### INPUT ROWS
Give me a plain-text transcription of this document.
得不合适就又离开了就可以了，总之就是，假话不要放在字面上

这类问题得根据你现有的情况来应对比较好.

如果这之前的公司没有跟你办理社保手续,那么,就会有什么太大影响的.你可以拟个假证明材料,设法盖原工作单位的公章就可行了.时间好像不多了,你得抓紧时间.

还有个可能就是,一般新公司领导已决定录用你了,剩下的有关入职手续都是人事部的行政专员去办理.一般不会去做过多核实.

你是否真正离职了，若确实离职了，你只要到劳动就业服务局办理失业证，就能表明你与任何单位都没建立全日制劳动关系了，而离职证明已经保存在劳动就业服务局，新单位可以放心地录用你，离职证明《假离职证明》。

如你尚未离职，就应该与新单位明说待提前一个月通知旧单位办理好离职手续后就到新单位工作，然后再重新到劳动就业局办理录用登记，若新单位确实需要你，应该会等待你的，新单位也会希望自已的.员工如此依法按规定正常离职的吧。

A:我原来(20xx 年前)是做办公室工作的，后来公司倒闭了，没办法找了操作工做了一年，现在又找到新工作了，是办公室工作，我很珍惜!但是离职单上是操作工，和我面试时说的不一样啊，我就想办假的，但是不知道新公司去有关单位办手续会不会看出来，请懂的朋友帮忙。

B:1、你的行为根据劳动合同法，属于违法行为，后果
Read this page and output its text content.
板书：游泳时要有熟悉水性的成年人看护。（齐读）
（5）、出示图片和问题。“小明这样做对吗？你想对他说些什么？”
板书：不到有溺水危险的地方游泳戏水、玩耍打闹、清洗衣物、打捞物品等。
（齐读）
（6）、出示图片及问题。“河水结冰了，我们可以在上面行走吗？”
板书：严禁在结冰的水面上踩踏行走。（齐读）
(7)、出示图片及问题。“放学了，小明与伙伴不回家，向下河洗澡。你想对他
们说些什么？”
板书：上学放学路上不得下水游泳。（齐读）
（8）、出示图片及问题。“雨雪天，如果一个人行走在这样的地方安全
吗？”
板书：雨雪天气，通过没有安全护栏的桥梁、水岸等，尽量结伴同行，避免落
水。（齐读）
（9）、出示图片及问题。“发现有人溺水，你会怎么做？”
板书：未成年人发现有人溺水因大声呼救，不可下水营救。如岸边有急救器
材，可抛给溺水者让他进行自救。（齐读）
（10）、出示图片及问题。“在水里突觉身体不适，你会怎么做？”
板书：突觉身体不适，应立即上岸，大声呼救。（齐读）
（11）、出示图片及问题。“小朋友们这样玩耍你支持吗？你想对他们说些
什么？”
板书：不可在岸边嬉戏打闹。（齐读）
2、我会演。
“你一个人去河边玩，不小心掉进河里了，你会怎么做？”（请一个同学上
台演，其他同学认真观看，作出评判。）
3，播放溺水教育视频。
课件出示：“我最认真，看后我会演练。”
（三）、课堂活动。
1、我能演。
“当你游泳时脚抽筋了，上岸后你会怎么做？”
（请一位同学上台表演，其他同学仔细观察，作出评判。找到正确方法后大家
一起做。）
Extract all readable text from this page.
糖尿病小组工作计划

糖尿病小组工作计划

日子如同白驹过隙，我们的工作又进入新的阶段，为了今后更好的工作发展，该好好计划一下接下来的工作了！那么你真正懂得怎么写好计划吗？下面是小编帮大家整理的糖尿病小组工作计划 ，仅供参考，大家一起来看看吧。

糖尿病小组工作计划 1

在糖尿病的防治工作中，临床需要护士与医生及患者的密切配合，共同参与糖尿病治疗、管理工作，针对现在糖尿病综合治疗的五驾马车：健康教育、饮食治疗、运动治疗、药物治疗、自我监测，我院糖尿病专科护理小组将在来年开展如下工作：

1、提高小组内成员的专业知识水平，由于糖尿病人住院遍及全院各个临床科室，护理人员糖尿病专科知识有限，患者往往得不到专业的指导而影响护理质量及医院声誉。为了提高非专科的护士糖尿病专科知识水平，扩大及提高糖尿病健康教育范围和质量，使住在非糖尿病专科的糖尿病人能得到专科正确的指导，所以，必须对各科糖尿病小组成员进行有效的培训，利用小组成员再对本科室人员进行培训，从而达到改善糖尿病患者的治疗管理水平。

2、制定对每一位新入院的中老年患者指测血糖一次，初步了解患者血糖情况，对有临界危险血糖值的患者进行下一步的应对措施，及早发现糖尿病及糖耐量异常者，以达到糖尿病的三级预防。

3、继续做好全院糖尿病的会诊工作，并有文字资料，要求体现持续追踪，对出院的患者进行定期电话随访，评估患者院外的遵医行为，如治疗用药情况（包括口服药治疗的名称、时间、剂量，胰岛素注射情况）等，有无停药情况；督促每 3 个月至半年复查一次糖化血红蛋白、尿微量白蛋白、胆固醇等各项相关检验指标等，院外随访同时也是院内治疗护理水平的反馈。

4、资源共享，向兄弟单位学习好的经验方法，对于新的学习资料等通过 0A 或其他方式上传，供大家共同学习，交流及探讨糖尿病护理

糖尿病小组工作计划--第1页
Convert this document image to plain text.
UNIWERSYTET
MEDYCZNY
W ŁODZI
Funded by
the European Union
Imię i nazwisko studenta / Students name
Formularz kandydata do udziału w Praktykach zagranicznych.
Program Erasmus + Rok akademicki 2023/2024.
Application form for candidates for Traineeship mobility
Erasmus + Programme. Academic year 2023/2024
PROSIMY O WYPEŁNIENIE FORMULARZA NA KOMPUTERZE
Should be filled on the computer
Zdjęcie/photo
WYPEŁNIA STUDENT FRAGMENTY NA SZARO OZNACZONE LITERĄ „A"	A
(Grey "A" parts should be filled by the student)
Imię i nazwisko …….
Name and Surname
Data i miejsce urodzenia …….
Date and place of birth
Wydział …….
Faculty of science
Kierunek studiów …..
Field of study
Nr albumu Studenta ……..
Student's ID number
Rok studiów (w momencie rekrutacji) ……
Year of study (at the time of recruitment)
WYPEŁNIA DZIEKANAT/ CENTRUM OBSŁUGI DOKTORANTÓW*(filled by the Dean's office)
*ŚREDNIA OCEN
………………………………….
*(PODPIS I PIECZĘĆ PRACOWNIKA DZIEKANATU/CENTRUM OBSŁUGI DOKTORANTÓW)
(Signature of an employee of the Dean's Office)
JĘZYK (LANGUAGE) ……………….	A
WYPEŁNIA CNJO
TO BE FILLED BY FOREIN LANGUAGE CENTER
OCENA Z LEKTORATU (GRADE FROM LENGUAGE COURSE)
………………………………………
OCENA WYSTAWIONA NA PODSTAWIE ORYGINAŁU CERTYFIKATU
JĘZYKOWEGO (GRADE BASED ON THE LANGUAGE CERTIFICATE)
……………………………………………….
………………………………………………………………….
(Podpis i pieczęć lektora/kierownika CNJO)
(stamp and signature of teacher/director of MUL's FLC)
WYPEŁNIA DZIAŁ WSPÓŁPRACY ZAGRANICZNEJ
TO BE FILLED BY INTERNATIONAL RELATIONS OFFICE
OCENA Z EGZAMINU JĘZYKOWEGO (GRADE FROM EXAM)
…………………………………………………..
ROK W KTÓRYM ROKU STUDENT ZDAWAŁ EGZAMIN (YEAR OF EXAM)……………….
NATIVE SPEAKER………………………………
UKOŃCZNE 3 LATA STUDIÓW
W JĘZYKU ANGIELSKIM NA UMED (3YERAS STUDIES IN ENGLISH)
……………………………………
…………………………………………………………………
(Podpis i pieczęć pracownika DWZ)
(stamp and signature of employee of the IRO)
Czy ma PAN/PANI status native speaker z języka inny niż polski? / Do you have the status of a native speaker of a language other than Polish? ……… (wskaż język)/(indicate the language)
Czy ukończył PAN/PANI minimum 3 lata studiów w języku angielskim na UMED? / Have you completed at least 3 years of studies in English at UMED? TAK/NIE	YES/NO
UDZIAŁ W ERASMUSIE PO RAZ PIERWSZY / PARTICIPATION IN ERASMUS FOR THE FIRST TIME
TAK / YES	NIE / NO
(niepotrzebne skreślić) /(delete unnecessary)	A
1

### WHAT YOU SHOULD DO
Only a number is wanted: how many lines of the data above contain "text"?

### FULL SOLUTION
4